- [Collected data entries]:
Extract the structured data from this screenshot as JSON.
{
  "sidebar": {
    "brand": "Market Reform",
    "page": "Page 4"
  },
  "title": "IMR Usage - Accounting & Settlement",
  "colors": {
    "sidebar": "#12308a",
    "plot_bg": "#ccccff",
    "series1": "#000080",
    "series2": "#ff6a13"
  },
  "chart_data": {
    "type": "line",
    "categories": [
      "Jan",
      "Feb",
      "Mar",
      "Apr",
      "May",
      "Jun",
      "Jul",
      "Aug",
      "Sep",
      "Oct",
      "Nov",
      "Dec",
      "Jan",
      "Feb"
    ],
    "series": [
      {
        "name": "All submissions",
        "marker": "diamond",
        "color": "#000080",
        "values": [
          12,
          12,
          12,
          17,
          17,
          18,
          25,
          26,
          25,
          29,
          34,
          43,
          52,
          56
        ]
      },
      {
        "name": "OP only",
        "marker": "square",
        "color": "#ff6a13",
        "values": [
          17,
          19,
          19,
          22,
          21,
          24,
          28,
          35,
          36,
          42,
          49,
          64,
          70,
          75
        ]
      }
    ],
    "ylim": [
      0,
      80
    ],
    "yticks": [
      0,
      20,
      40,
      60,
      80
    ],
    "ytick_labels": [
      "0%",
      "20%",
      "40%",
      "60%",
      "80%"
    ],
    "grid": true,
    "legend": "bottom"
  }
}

- [GIVEN PROBLEM]: Print all the data exactly.

- [COMPLETE RESPONSE]:
Extract the structured data from this screenshot as JSON.
{
  "sidebar": {
    "brand": "Market Reform",
    "page": "Page 4"
  },
  "title": "IMR Usage - Accounting & Settlement",
  "colors": {
    "sidebar": "#12308a",
    "plot_bg": "#ccccff",
    "series1": "#000080",
    "series2": "#ff6a13"
  },
  "chart_data": {
    "type": "line",
    "categories": [
      "Jan",
      "Feb",
      "Mar",
      "Apr",
      "May",
      "Jun",
      "Jul",
      "Aug",
      "Sep",
      "Oct",
      "Nov",
      "Dec",
      "Jan",
      "Feb"
    ],
    "series": [
      {
        "name": "All submissions",
        "marker": "diamond",
        "color": "#000080",
        "values": [
          12,
          12,
          12,
          17,
          17,
          18,
          25,
          26,
          25,
          29,
          34,
          43,
          52,
          56
        ]
      },
      {
        "name": "OP only",
        "marker": "square",
        "color": "#ff6a13",
        "values": [
          17,
          19,
          19,
          22,
          21,
          24,
          28,
          35,
          36,
          42,
          49,
          64,
          70,
          75
        ]
      }
    ],
    "ylim": [
      0,
      80
    ],
    "yticks": [
      0,
      20,
      40,
      60,
      80
    ],
    "ytick_labels": [
      "0%",
      "20%",
      "40%",
      "60%",
      "80%"
    ],
    "grid": true,
    "legend": "bottom"
  }
}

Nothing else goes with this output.